= Instructions to follow =
Skip every image and restate the data word for word.

[Recorded data]
------------

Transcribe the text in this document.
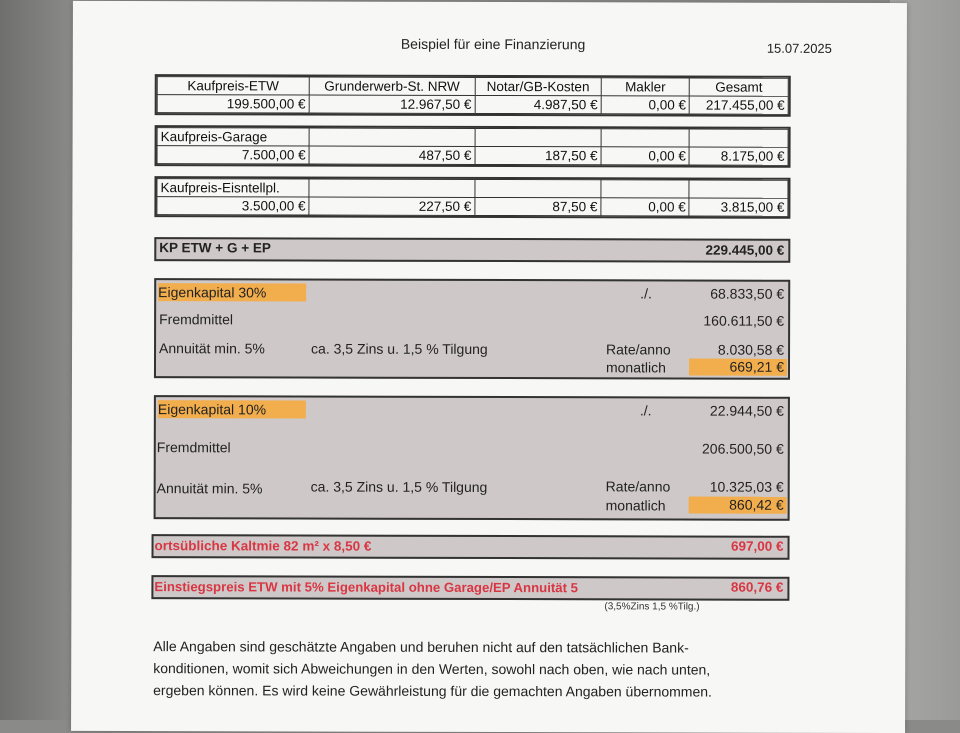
Beispiel für eine Finanzierung	15.07.2025
Kaufpreis-ETW	Grunderwerb-St. NRW	Notar/GB-Kosten	Makler	Gesamt
199.500,00 €	12.967,50 €	4.987,50 €	0,00 €	217.455,00 €
Kaufpreis-Garage				
7.500,00 €	487,50 €	187,50 €	0,00 €	8.175,00 €
Kaufpreis-Eisntellpl.				
3.500,00 €	227,50 €	87,50 €	0,00 €	3.815,00 €
KP ETW + G + EP	229.445,00 €
Eigenkapital 30%	./.	68.833,50 €
Fremdmittel	160.611,50 €
Annuität min. 5%	ca. 3,5 Zins u. 1,5 % Tilgung	Rate/anno	8.030,58 €
monatlich	669,21 €
Eigenkapital 10%	./.	22.944,50 €
Fremdmittel	206.500,50 €
Annuität min. 5%	ca. 3,5 Zins u. 1,5 % Tilgung	Rate/anno	10.325,03 €
monatlich	860,42 €
ortsübliche Kaltmie 82 m² x 8,50 €	697,00 €
Einstiegspreis ETW mit 5% Eigenkapital ohne Garage/EP Annuität 5	860,76 €
(3,5%Zins 1,5 %Tilg.)
Alle Angaben sind geschätzte Angaben und beruhen nicht auf den tatsächlichen Bank-
konditionen, womit sich Abweichungen in den Werten, sowohl nach oben, wie nach unten,
ergeben können. Es wird keine Gewährleistung für die gemachten Angaben übernommen.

------------

= Answer to this exercise =
Transcribe the text in this document.
Beispiel für eine Finanzierung	15.07.2025
Kaufpreis-ETW	Grunderwerb-St. NRW	Notar/GB-Kosten	Makler	Gesamt
199.500,00 €	12.967,50 €	4.987,50 €	0,00 €	217.455,00 €
Kaufpreis-Garage				
7.500,00 €	487,50 €	187,50 €	0,00 €	8.175,00 €
Kaufpreis-Eisntellpl.				
3.500,00 €	227,50 €	87,50 €	0,00 €	3.815,00 €
KP ETW + G + EP	229.445,00 €
Eigenkapital 30%	./.	68.833,50 €
Fremdmittel	160.611,50 €
Annuität min. 5%	ca. 3,5 Zins u. 1,5 % Tilgung	Rate/anno	8.030,58 €
monatlich	669,21 €
Eigenkapital 10%	./.	22.944,50 €
Fremdmittel	206.500,50 €
Annuität min. 5%	ca. 3,5 Zins u. 1,5 % Tilgung	Rate/anno	10.325,03 €
monatlich	860,42 €
ortsübliche Kaltmie 82 m² x 8,50 €	697,00 €
Einstiegspreis ETW mit 5% Eigenkapital ohne Garage/EP Annuität 5	860,76 €
(3,5%Zins 1,5 %Tilg.)
Alle Angaben sind geschätzte Angaben und beruhen nicht auf den tatsächlichen Bank-
konditionen, womit sich Abweichungen in den Werten, sowohl nach oben, wie nach unten,
ergeben können. Es wird keine Gewährleistung für die gemachten Angaben übernommen.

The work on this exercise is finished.